● EXCERPT PROVIDED:
****************************************

Good news! A young (under 90) couple has moved in that doesn’t have a disable tag on their rearview mirrors.
They seem to be a nice pair, although rumor has it that he is a reformed journalist, so don’t talk politics, religion or anything else with them. They promise to remove their flock of pink flamingoes from their front porch shortly, but he claims the 10-foot wide satellite dish has been “grandfathered in,” mainly because he’s a grandfather. We have sent them a copy of the Homeowners Handbook underlining the part dealing with moats, loud music after 4:30 in the afternoon and prohibiting two or more walkers left on the porch. Also, we are reminding them that our mailman, Matt “Misdirected” Morgan cannot leave plasma deliveries in the mailbox during hot days.
In other news, your board of directors is considering a motion to ban cable hookups that carry any channel except Fox News. It has also been suggested that the board see if Golden Years qualifies for federal funds to erect a gate at our entrance, but one member noted that they had tried that before, but no one could remember the code. At a recent board meeting, it was unanimously approved that residents depend on Medicare and Social Security, but are totally opposed to high taxes and the federal government meddling in our lives. When Gary “Pops” Gary said this smacks of hypocrisy, he was voted off the island and onto an ice floe. The neighborhood’s Christmas decorations will be taken down soon, but we need a volunteer who can climb a ladder. The board saw no reason to put up Halloween decorations since we don’t allow children. This year’s Wife Swap Weekend has been called off due to a lack of interest. Finally in board news, the next meeting will be held sometime in the future, but an angry discussion erupted as to how far in the future, given that half the members are on life support.
This just in: We have more news about that new couple that just moved in, that burned-out journalist and his wife.

****************************************

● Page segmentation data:
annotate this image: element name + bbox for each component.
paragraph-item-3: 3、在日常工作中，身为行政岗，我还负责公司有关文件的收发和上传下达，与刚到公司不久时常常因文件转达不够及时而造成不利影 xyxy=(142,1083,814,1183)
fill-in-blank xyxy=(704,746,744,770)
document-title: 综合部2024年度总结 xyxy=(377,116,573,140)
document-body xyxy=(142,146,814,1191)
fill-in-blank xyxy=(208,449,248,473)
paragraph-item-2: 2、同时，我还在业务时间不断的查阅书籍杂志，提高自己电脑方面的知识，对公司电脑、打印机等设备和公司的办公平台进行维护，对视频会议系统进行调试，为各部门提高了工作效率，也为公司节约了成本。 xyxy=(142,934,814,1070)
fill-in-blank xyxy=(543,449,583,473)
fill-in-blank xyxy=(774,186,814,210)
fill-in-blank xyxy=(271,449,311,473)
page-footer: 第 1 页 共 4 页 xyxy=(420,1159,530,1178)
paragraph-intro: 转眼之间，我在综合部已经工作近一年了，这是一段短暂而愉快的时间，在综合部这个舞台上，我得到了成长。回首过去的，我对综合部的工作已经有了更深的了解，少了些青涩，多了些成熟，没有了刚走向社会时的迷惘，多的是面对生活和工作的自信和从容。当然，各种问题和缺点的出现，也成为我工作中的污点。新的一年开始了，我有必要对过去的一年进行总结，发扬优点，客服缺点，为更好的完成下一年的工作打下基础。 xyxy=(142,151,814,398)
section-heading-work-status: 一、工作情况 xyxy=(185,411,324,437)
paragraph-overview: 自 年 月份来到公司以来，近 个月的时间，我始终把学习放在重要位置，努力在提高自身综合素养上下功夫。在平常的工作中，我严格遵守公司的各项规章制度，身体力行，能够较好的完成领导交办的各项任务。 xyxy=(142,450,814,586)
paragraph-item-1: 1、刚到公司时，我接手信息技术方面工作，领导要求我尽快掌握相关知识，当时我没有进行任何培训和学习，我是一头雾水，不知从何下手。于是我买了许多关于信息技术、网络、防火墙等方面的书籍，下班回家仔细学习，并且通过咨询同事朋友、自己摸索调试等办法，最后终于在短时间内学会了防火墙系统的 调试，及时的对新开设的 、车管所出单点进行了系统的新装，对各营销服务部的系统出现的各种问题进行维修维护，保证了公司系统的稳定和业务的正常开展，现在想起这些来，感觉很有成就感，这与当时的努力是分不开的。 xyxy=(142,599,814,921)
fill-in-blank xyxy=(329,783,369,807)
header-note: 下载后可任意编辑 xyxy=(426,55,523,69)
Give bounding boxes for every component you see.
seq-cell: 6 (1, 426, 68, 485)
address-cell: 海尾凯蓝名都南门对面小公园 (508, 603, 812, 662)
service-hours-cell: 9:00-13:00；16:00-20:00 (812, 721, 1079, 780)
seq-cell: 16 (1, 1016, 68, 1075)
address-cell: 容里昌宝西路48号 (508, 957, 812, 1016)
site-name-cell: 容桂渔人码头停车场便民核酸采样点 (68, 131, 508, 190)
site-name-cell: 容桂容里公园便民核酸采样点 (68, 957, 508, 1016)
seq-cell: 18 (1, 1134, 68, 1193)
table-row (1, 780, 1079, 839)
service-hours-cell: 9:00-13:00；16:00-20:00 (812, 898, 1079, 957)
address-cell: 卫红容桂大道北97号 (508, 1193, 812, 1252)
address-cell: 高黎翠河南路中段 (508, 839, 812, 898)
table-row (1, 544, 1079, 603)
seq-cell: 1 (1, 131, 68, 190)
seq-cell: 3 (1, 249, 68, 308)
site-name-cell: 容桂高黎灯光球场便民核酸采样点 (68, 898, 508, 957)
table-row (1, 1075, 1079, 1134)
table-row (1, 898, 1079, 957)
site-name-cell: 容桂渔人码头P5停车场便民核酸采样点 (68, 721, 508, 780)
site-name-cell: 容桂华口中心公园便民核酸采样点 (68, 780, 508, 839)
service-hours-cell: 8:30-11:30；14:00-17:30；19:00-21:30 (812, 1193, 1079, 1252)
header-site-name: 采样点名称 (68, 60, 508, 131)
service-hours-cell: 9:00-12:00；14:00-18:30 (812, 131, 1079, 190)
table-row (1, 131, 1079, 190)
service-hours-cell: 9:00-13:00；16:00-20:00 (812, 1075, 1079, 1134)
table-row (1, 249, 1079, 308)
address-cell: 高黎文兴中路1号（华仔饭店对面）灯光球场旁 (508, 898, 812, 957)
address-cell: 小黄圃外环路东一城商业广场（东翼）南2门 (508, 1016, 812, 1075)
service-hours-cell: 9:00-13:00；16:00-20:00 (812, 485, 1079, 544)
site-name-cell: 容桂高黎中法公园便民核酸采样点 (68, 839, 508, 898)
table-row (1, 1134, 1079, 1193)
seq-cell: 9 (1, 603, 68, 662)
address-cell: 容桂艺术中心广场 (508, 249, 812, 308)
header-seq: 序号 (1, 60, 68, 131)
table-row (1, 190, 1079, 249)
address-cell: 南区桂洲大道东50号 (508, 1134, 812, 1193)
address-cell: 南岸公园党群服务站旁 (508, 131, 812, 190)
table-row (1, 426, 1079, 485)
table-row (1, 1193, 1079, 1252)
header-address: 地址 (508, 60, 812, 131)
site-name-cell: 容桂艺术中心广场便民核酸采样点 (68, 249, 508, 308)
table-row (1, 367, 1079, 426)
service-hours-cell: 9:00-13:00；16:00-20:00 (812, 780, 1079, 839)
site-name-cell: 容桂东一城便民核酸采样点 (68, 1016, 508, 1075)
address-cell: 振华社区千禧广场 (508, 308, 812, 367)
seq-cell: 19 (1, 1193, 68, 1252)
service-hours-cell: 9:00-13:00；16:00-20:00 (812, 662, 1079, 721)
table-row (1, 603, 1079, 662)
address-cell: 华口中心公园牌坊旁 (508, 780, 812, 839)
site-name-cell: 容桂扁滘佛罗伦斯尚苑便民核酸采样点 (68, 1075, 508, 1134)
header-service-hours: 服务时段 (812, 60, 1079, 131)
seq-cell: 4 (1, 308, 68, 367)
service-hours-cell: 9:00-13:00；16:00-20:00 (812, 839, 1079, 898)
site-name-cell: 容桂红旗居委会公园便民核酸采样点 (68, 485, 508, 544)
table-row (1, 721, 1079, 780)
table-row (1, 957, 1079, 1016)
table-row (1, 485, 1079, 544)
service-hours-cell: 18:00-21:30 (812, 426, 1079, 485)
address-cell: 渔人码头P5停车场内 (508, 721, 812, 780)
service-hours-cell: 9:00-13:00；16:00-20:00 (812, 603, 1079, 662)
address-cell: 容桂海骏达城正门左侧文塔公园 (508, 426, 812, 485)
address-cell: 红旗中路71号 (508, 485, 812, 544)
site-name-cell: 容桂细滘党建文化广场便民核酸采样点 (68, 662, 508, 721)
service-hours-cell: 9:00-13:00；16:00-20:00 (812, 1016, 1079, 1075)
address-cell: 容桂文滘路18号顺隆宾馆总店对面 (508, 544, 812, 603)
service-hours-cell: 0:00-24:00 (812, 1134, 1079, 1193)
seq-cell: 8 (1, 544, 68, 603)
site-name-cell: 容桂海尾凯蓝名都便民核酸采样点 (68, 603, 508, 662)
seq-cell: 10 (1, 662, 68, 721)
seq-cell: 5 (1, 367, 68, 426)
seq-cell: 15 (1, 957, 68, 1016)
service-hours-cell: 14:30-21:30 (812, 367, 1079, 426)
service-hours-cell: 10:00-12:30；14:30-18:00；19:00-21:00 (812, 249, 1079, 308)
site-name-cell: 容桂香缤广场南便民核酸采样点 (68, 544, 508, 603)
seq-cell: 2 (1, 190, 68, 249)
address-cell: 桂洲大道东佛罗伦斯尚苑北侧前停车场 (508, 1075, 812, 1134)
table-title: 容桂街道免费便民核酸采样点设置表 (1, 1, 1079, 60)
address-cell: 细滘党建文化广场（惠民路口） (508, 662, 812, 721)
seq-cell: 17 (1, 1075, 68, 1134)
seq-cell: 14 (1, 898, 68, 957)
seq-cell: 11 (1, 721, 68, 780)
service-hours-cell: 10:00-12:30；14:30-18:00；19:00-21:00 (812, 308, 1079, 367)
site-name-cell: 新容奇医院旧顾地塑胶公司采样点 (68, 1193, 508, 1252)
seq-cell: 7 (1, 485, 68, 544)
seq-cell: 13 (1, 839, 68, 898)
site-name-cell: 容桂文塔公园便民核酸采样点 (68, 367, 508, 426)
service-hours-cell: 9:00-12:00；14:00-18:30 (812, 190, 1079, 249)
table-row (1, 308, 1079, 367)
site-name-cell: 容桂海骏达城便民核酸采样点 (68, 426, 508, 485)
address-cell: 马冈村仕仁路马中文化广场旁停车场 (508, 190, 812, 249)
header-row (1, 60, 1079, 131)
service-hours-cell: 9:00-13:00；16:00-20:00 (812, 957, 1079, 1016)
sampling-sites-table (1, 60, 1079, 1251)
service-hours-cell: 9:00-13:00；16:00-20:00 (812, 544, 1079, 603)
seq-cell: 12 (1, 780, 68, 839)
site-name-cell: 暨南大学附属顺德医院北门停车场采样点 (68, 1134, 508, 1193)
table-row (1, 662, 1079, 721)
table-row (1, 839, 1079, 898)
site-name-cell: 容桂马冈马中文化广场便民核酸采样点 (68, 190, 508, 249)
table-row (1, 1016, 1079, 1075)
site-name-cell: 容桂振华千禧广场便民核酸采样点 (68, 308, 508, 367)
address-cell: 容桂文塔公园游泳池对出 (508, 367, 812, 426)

****************************************

● REQUIRED TASKS:
- a) Print the Golden Years newsletter excerpt from "Good news! A" to "during hot days.".
- b) Carry on the Golden Years newsletter from its final sentence.

● YOUR WRITTEN ANSWERS:
- a)
Good news! A young (under 90) couple has moved in that doesn’t have a disable tag on their rearview mirrors.
They seem to be a nice pair, although rumor has it that he is a reformed journalist, so don’t talk politics, religion or anything else with them. They promise to remove their flock of pink flamingoes from their front porch shortly, but he claims the 10-foot wide satellite dish has been “grandfathered in,” mainly because he’s a grandfather. We have sent them a copy of the Homeowners Handbook underlining the part dealing with moats, loud music after 4:30 in the afternoon and prohibiting two or more walkers left on the porch. Also, we are reminding them that our mailman, Matt “Misdirected” Morgan cannot leave plasma deliveries in the mailbox during hot days.

- b)
Rupert Rangoon reports that they are watching that liberal commie station, Houston Public Television. Rupert knows this because he was out walking his pet turtle, Speedo, and saw the TV set through a window. “It was right there for anyone to see,” Rupert said. “All I had to do was go to their garage, stand on a car bumper and lean way over and brace myself on their water heater. I mean it was blatant!”
Attention homeowners! There have been reports of a peeping tom on Coronary Corners. No one claims to have hired him. This month’s AARP meeting will take up several important and timely subjects. These include Do Liver Spots Go With Onions?, Climbing Curbs, 10 Easy Ways to Foster Children’s Guilt, and Where There’s a Will – There’s a Lawyer. A special guest was scheduled, Angela Aneurism, author of “How to Jog After 80.” However, she was taken to intensive care, but happily still wearing her jogging suit. Some of you have asked about recovery efforts in Golden Years Glen after Hurricane Harvey. FEMA has assured us that clean-up will begin shortly. Janice Jaundice reminds everyone that “Harvey was nothing like the Galveston Storm.” Well, that’s all from your Golden Years Glen.
Just remember the observation from Maurice Chevalier: “Old age isn’t so bad when you consider the alternative.”